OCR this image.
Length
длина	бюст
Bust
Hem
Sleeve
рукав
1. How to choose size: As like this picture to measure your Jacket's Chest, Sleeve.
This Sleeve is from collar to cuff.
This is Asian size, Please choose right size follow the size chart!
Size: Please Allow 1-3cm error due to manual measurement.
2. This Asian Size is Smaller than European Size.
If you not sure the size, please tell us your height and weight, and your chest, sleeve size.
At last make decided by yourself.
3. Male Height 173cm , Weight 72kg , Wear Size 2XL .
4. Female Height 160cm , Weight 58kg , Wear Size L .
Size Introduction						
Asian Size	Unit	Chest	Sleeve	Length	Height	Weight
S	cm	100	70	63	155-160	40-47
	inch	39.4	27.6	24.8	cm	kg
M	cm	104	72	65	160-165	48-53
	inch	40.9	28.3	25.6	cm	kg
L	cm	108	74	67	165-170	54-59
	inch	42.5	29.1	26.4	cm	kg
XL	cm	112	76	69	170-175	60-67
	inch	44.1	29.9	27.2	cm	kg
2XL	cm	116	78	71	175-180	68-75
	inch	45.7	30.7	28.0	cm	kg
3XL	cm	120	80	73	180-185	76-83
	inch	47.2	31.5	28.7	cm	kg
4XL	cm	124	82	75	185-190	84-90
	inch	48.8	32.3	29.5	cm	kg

WHAT TO PRODUCE: Track down every line of the material containing the string "Wear", and copy it.

ANSWER FOR THE TASK:
3. Male Height 173cm , Weight 72kg , Wear Size 2XL .
4. Female Height 160cm , Weight 58kg , Wear Size L .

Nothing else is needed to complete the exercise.